• **YOUR TASK**: Work out how many lines of the records contain "name". Answer with the number and nothing else.

[Figure content listings]
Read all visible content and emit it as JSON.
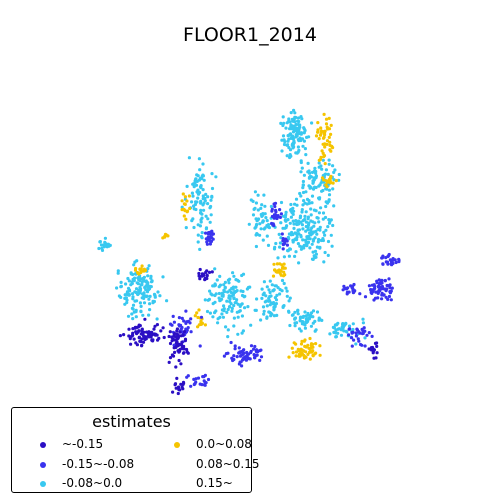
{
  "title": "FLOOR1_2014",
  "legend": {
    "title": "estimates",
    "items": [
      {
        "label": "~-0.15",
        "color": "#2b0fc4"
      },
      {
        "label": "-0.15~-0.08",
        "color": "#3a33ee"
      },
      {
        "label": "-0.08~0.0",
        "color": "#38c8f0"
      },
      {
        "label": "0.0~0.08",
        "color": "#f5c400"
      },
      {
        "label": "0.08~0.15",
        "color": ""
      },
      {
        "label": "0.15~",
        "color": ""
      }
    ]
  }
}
==
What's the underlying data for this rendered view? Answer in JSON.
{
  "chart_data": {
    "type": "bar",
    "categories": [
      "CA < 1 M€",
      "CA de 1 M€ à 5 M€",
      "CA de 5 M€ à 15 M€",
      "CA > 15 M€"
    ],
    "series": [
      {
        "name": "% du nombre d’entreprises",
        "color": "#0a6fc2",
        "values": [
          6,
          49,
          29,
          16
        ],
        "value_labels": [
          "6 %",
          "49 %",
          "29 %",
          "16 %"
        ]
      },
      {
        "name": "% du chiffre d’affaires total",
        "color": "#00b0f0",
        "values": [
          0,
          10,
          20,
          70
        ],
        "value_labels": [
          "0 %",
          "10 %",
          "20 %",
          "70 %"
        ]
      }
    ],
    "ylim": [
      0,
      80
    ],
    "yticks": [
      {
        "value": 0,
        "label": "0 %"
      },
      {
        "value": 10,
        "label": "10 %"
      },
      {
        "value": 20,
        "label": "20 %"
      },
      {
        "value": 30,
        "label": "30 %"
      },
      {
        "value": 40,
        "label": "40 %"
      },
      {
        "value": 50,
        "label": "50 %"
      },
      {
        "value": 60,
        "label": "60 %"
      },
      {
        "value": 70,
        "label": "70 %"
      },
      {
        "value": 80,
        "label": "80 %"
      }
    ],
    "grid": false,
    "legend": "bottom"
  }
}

• **REPLY TO THE TASK**: 2